> **Exercise directions**
Below is a set of records. Repeat all of them exactly.

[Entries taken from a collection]
◆ ◆ ◆ ◆ ◆ ◆ ◆
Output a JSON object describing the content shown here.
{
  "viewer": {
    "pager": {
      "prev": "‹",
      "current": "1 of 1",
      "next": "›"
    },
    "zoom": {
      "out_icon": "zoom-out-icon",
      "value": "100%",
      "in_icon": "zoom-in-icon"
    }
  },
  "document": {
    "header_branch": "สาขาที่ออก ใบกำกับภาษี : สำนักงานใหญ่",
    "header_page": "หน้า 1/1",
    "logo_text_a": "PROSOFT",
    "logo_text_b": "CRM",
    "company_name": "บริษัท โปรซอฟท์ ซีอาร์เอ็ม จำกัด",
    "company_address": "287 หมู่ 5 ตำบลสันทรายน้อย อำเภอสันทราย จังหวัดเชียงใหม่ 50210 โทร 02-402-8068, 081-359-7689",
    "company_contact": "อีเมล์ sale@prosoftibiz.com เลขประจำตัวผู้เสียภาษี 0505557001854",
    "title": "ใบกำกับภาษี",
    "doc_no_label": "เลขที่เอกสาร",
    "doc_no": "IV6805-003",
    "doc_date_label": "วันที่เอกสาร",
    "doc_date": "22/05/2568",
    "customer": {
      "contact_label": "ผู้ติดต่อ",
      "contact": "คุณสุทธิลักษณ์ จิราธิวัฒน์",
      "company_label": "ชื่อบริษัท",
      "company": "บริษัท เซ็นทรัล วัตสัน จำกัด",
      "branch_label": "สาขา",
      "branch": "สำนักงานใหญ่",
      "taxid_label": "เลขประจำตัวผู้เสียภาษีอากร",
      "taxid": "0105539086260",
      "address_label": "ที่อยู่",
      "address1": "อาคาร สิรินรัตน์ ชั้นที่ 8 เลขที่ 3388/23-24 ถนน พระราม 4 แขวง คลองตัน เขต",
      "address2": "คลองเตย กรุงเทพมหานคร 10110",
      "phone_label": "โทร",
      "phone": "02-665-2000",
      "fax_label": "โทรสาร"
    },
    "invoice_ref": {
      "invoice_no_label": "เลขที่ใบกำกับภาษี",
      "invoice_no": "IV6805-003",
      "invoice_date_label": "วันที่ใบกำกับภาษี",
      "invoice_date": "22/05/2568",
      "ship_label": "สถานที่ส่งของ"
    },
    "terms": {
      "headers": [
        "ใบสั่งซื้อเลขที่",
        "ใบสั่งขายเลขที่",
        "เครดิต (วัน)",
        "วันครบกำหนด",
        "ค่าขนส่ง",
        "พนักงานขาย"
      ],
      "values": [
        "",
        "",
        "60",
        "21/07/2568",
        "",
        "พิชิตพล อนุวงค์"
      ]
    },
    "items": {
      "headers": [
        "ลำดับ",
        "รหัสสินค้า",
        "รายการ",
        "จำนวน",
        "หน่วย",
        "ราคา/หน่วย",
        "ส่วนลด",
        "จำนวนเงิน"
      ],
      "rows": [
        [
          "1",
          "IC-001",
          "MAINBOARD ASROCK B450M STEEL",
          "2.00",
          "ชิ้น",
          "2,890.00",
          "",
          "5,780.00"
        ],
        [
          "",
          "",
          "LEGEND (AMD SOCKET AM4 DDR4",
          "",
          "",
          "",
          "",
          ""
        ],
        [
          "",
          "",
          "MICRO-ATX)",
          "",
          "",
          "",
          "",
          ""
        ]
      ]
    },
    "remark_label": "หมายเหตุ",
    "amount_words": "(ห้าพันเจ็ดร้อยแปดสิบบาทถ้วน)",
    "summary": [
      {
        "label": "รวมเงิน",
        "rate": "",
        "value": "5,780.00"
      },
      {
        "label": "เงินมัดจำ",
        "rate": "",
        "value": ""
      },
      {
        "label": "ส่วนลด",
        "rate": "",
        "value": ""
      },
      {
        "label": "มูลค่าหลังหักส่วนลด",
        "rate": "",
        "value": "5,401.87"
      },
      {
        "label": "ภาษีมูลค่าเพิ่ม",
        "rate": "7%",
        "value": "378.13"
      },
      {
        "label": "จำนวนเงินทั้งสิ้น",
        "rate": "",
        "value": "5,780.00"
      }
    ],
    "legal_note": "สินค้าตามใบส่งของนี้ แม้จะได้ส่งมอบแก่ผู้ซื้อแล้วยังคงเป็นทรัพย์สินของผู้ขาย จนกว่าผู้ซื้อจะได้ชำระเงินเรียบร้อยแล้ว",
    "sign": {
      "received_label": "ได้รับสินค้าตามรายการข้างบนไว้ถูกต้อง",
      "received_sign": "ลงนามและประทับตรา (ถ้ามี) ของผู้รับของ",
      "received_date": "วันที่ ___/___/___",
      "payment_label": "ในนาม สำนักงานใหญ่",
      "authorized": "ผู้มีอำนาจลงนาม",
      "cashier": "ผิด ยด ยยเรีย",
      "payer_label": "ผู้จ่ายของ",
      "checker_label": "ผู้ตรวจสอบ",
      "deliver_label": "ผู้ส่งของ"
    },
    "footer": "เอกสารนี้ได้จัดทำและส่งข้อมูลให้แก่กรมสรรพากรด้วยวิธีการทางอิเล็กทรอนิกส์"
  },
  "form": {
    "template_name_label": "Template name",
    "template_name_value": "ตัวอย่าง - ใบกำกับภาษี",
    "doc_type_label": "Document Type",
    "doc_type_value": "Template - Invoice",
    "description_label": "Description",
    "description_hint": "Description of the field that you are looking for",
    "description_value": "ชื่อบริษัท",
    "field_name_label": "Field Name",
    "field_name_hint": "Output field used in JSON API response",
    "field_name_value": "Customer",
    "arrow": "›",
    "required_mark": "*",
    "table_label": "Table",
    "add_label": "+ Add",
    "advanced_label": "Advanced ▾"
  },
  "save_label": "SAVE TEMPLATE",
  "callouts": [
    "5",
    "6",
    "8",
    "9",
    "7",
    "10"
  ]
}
◆ ◆ ◆ ◆ ◆ ◆ ◆
> **The answer**
Output a JSON object describing the content shown here.
{
  "viewer": {
    "pager": {
      "prev": "‹",
      "current": "1 of 1",
      "next": "›"
    },
    "zoom": {
      "out_icon": "zoom-out-icon",
      "value": "100%",
      "in_icon": "zoom-in-icon"
    }
  },
  "document": {
    "header_branch": "สาขาที่ออก ใบกำกับภาษี : สำนักงานใหญ่",
    "header_page": "หน้า 1/1",
    "logo_text_a": "PROSOFT",
    "logo_text_b": "CRM",
    "company_name": "บริษัท โปรซอฟท์ ซีอาร์เอ็ม จำกัด",
    "company_address": "287 หมู่ 5 ตำบลสันทรายน้อย อำเภอสันทราย จังหวัดเชียงใหม่ 50210 โทร 02-402-8068, 081-359-7689",
    "company_contact": "อีเมล์ sale@prosoftibiz.com เลขประจำตัวผู้เสียภาษี 0505557001854",
    "title": "ใบกำกับภาษี",
    "doc_no_label": "เลขที่เอกสาร",
    "doc_no": "IV6805-003",
    "doc_date_label": "วันที่เอกสาร",
    "doc_date": "22/05/2568",
    "customer": {
      "contact_label": "ผู้ติดต่อ",
      "contact": "คุณสุทธิลักษณ์ จิราธิวัฒน์",
      "company_label": "ชื่อบริษัท",
      "company": "บริษัท เซ็นทรัล วัตสัน จำกัด",
      "branch_label": "สาขา",
      "branch": "สำนักงานใหญ่",
      "taxid_label": "เลขประจำตัวผู้เสียภาษีอากร",
      "taxid": "0105539086260",
      "address_label": "ที่อยู่",
      "address1": "อาคาร สิรินรัตน์ ชั้นที่ 8 เลขที่ 3388/23-24 ถนน พระราม 4 แขวง คลองตัน เขต",
      "address2": "คลองเตย กรุงเทพมหานคร 10110",
      "phone_label": "โทร",
      "phone": "02-665-2000",
      "fax_label": "โทรสาร"
    },
    "invoice_ref": {
      "invoice_no_label": "เลขที่ใบกำกับภาษี",
      "invoice_no": "IV6805-003",
      "invoice_date_label": "วันที่ใบกำกับภาษี",
      "invoice_date": "22/05/2568",
      "ship_label": "สถานที่ส่งของ"
    },
    "terms": {
      "headers": [
        "ใบสั่งซื้อเลขที่",
        "ใบสั่งขายเลขที่",
        "เครดิต (วัน)",
        "วันครบกำหนด",
        "ค่าขนส่ง",
        "พนักงานขาย"
      ],
      "values": [
        "",
        "",
        "60",
        "21/07/2568",
        "",
        "พิชิตพล อนุวงค์"
      ]
    },
    "items": {
      "headers": [
        "ลำดับ",
        "รหัสสินค้า",
        "รายการ",
        "จำนวน",
        "หน่วย",
        "ราคา/หน่วย",
        "ส่วนลด",
        "จำนวนเงิน"
      ],
      "rows": [
        [
          "1",
          "IC-001",
          "MAINBOARD ASROCK B450M STEEL",
          "2.00",
          "ชิ้น",
          "2,890.00",
          "",
          "5,780.00"
        ],
        [
          "",
          "",
          "LEGEND (AMD SOCKET AM4 DDR4",
          "",
          "",
          "",
          "",
          ""
        ],
        [
          "",
          "",
          "MICRO-ATX)",
          "",
          "",
          "",
          "",
          ""
        ]
      ]
    },
    "remark_label": "หมายเหตุ",
    "amount_words": "(ห้าพันเจ็ดร้อยแปดสิบบาทถ้วน)",
    "summary": [
      {
        "label": "รวมเงิน",
        "rate": "",
        "value": "5,780.00"
      },
      {
        "label": "เงินมัดจำ",
        "rate": "",
        "value": ""
      },
      {
        "label": "ส่วนลด",
        "rate": "",
        "value": ""
      },
      {
        "label": "มูลค่าหลังหักส่วนลด",
        "rate": "",
        "value": "5,401.87"
      },
      {
        "label": "ภาษีมูลค่าเพิ่ม",
        "rate": "7%",
        "value": "378.13"
      },
      {
        "label": "จำนวนเงินทั้งสิ้น",
        "rate": "",
        "value": "5,780.00"
      }
    ],
    "legal_note": "สินค้าตามใบส่งของนี้ แม้จะได้ส่งมอบแก่ผู้ซื้อแล้วยังคงเป็นทรัพย์สินของผู้ขาย จนกว่าผู้ซื้อจะได้ชำระเงินเรียบร้อยแล้ว",
    "sign": {
      "received_label": "ได้รับสินค้าตามรายการข้างบนไว้ถูกต้อง",
      "received_sign": "ลงนามและประทับตรา (ถ้ามี) ของผู้รับของ",
      "received_date": "วันที่ ___/___/___",
      "payment_label": "ในนาม สำนักงานใหญ่",
      "authorized": "ผู้มีอำนาจลงนาม",
      "cashier": "ผิด ยด ยยเรีย",
      "payer_label": "ผู้จ่ายของ",
      "checker_label": "ผู้ตรวจสอบ",
      "deliver_label": "ผู้ส่งของ"
    },
    "footer": "เอกสารนี้ได้จัดทำและส่งข้อมูลให้แก่กรมสรรพากรด้วยวิธีการทางอิเล็กทรอนิกส์"
  },
  "form": {
    "template_name_label": "Template name",
    "template_name_value": "ตัวอย่าง - ใบกำกับภาษี",
    "doc_type_label": "Document Type",
    "doc_type_value": "Template - Invoice",
    "description_label": "Description",
    "description_hint": "Description of the field that you are looking for",
    "description_value": "ชื่อบริษัท",
    "field_name_label": "Field Name",
    "field_name_hint": "Output field used in JSON API response",
    "field_name_value": "Customer",
    "arrow": "›",
    "required_mark": "*",
    "table_label": "Table",
    "add_label": "+ Add",
    "advanced_label": "Advanced ▾"
  },
  "save_label": "SAVE TEMPLATE",
  "callouts": [
    "5",
    "6",
    "8",
    "9",
    "7",
    "10"
  ]
}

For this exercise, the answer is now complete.